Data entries
☆ ☆ ☆ ☆ ☆ ☆ ☆

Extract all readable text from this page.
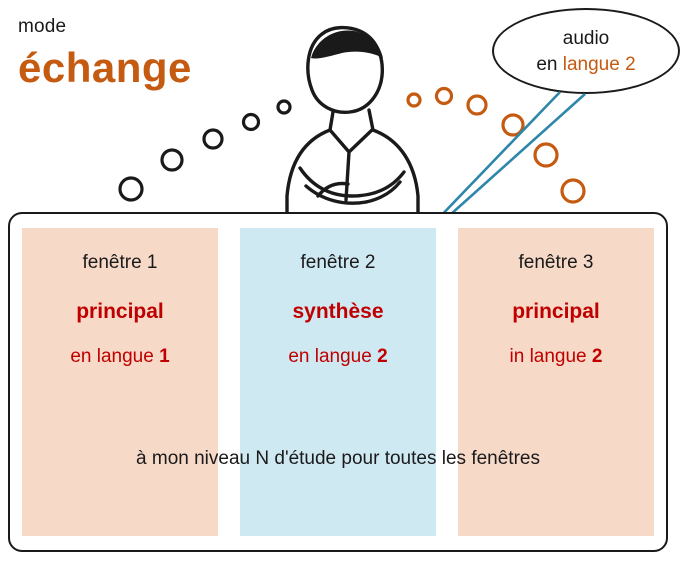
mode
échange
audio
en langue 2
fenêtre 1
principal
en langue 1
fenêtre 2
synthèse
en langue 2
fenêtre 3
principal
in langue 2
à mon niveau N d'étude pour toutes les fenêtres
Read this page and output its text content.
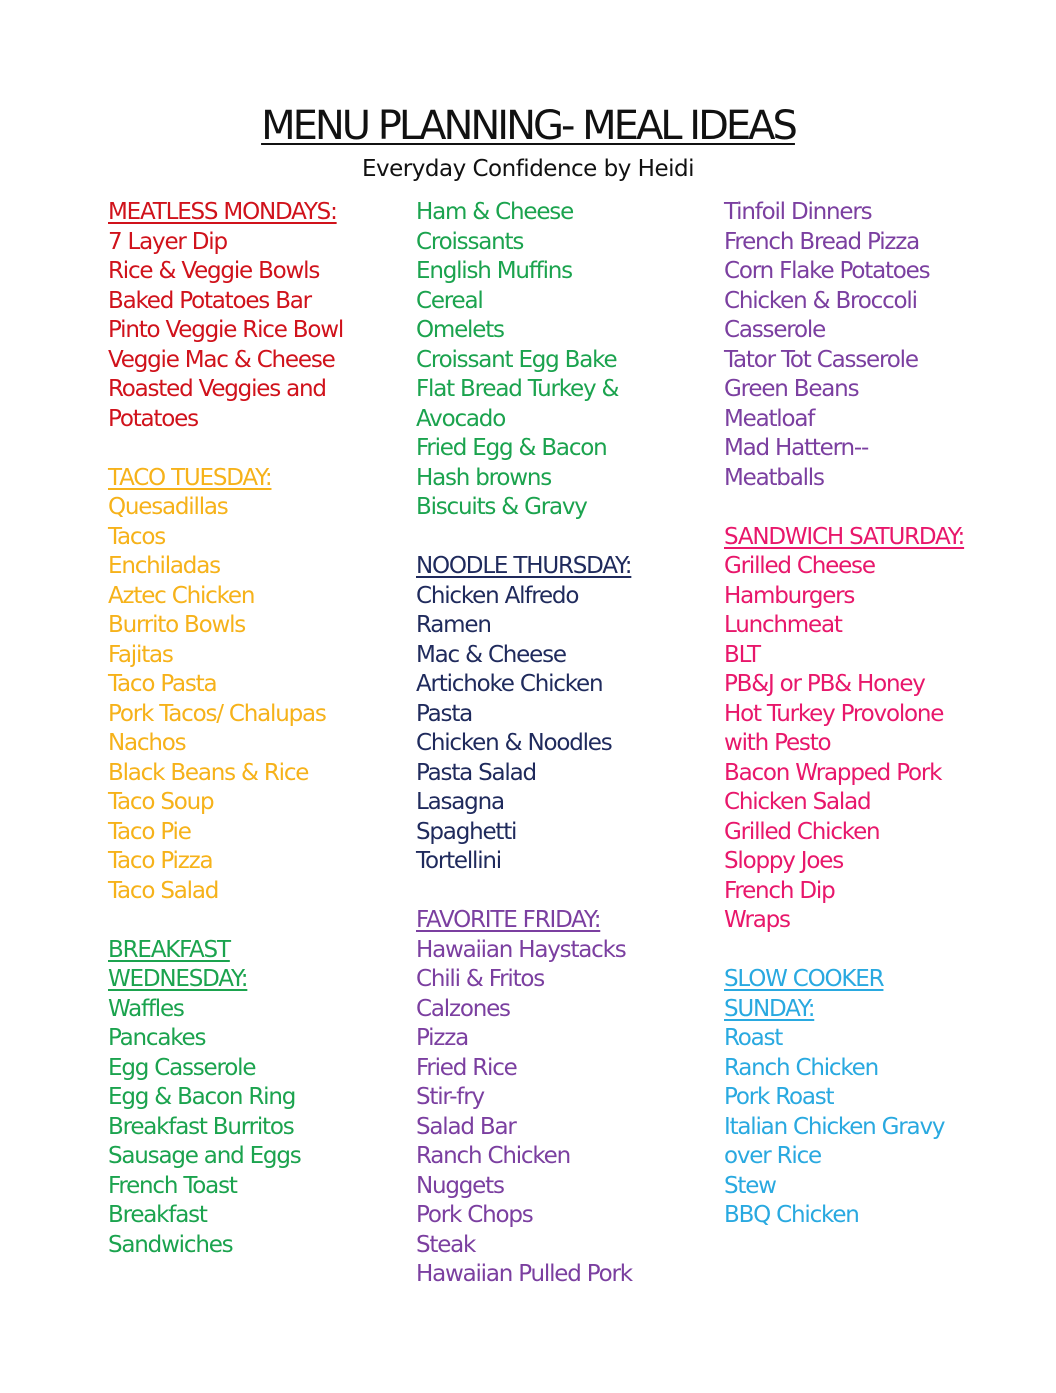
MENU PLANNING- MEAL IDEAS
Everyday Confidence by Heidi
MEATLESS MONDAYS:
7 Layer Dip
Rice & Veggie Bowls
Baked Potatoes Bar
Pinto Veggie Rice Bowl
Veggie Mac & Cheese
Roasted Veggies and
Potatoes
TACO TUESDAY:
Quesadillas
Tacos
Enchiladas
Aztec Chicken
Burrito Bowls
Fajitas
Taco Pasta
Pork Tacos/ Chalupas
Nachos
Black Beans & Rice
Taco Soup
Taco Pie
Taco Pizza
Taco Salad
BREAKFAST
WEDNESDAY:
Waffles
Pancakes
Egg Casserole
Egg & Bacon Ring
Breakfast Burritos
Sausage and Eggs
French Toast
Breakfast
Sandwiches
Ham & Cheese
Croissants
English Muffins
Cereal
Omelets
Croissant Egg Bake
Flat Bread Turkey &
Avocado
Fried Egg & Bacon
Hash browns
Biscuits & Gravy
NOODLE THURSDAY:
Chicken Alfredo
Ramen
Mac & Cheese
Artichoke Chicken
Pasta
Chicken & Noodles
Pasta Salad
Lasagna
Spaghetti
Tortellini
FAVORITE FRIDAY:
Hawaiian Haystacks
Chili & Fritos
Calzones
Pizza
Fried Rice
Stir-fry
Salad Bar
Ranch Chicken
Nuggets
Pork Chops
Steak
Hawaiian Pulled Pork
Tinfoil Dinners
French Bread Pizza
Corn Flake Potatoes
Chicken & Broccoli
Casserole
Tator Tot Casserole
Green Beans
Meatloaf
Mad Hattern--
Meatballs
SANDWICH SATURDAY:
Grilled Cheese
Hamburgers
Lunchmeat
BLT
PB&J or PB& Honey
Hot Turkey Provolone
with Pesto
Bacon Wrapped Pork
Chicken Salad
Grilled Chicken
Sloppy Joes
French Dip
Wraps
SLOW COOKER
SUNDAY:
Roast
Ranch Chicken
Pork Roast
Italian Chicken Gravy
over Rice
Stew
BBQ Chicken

☆ ☆ ☆ ☆ ☆ ☆ ☆

### Task goal:
Each line in the listing above that contains "Potatoes" should be copied.

### Solution for this task:
Baked Potatoes Bar
Potatoes
Corn Flake Potatoes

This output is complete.